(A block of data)
::::::

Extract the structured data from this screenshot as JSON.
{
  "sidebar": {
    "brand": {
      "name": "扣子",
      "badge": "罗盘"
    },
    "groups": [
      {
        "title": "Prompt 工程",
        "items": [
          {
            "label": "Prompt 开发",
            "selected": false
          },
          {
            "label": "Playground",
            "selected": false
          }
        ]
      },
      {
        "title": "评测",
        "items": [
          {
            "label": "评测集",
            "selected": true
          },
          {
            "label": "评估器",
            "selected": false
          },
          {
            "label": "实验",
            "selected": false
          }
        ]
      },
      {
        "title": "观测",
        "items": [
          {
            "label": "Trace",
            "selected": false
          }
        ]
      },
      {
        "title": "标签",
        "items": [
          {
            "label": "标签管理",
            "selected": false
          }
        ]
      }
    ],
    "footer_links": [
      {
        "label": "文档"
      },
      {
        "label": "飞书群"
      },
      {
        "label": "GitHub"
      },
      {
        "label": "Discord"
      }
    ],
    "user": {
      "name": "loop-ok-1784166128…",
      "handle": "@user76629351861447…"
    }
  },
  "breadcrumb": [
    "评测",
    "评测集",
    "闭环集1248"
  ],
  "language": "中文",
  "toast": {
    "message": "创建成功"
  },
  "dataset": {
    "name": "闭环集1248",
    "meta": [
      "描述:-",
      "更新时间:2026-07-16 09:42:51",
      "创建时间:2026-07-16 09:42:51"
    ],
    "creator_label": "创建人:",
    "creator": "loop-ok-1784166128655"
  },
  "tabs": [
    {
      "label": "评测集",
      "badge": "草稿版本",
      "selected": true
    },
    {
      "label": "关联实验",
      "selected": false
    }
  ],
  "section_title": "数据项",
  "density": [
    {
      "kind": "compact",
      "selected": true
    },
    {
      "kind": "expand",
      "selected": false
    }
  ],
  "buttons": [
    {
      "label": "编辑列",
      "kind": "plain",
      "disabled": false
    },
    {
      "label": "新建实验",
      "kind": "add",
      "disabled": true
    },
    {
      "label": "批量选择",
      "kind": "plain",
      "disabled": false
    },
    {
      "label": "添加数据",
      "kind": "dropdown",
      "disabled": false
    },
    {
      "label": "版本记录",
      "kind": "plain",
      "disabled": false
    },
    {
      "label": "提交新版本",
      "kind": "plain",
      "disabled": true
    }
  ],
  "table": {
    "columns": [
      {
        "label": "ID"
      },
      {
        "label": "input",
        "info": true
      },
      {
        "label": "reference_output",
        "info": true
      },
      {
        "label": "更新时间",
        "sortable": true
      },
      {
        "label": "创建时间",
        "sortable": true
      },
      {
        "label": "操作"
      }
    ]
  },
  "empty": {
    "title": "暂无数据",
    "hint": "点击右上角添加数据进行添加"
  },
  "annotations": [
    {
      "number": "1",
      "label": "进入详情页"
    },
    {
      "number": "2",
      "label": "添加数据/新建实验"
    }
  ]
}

::::::

▶ TASK DIRECTIONS
Recopy the entries above exactly, with every line included.

▶ REPLY
Extract the structured data from this screenshot as JSON.
{
  "sidebar": {
    "brand": {
      "name": "扣子",
      "badge": "罗盘"
    },
    "groups": [
      {
        "title": "Prompt 工程",
        "items": [
          {
            "label": "Prompt 开发",
            "selected": false
          },
          {
            "label": "Playground",
            "selected": false
          }
        ]
      },
      {
        "title": "评测",
        "items": [
          {
            "label": "评测集",
            "selected": true
          },
          {
            "label": "评估器",
            "selected": false
          },
          {
            "label": "实验",
            "selected": false
          }
        ]
      },
      {
        "title": "观测",
        "items": [
          {
            "label": "Trace",
            "selected": false
          }
        ]
      },
      {
        "title": "标签",
        "items": [
          {
            "label": "标签管理",
            "selected": false
          }
        ]
      }
    ],
    "footer_links": [
      {
        "label": "文档"
      },
      {
        "label": "飞书群"
      },
      {
        "label": "GitHub"
      },
      {
        "label": "Discord"
      }
    ],
    "user": {
      "name": "loop-ok-1784166128…",
      "handle": "@user76629351861447…"
    }
  },
  "breadcrumb": [
    "评测",
    "评测集",
    "闭环集1248"
  ],
  "language": "中文",
  "toast": {
    "message": "创建成功"
  },
  "dataset": {
    "name": "闭环集1248",
    "meta": [
      "描述:-",
      "更新时间:2026-07-16 09:42:51",
      "创建时间:2026-07-16 09:42:51"
    ],
    "creator_label": "创建人:",
    "creator": "loop-ok-1784166128655"
  },
  "tabs": [
    {
      "label": "评测集",
      "badge": "草稿版本",
      "selected": true
    },
    {
      "label": "关联实验",
      "selected": false
    }
  ],
  "section_title": "数据项",
  "density": [
    {
      "kind": "compact",
      "selected": true
    },
    {
      "kind": "expand",
      "selected": false
    }
  ],
  "buttons": [
    {
      "label": "编辑列",
      "kind": "plain",
      "disabled": false
    },
    {
      "label": "新建实验",
      "kind": "add",
      "disabled": true
    },
    {
      "label": "批量选择",
      "kind": "plain",
      "disabled": false
    },
    {
      "label": "添加数据",
      "kind": "dropdown",
      "disabled": false
    },
    {
      "label": "版本记录",
      "kind": "plain",
      "disabled": false
    },
    {
      "label": "提交新版本",
      "kind": "plain",
      "disabled": true
    }
  ],
  "table": {
    "columns": [
      {
        "label": "ID"
      },
      {
        "label": "input",
        "info": true
      },
      {
        "label": "reference_output",
        "info": true
      },
      {
        "label": "更新时间",
        "sortable": true
      },
      {
        "label": "创建时间",
        "sortable": true
      },
      {
        "label": "操作"
      }
    ]
  },
  "empty": {
    "title": "暂无数据",
    "hint": "点击右上角添加数据进行添加"
  },
  "annotations": [
    {
      "number": "1",
      "label": "进入详情页"
    },
    {
      "number": "2",
      "label": "添加数据/新建实验"
    }
  ]
}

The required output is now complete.